• [Do this]:
Find the number of lines containing the string "不得以任何形式欺骗或误导参会人员" in the data. Answer with the number by itself.

• [Data extract]:
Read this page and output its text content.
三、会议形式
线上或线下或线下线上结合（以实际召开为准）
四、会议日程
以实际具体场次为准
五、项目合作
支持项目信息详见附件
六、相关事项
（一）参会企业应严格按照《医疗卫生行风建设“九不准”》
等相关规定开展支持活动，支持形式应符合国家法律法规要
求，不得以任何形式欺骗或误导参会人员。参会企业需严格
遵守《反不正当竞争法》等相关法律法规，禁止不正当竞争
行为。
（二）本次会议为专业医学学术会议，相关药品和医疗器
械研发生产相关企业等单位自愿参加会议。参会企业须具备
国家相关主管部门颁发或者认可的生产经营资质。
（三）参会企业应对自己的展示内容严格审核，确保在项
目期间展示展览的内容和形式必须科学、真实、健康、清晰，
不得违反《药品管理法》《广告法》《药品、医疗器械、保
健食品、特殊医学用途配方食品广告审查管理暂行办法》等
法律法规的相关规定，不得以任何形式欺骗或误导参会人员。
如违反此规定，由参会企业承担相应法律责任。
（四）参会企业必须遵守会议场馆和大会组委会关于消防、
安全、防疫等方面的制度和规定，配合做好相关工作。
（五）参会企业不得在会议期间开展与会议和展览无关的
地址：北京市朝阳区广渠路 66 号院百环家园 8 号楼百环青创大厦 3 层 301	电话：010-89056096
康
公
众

• [Task output]:
2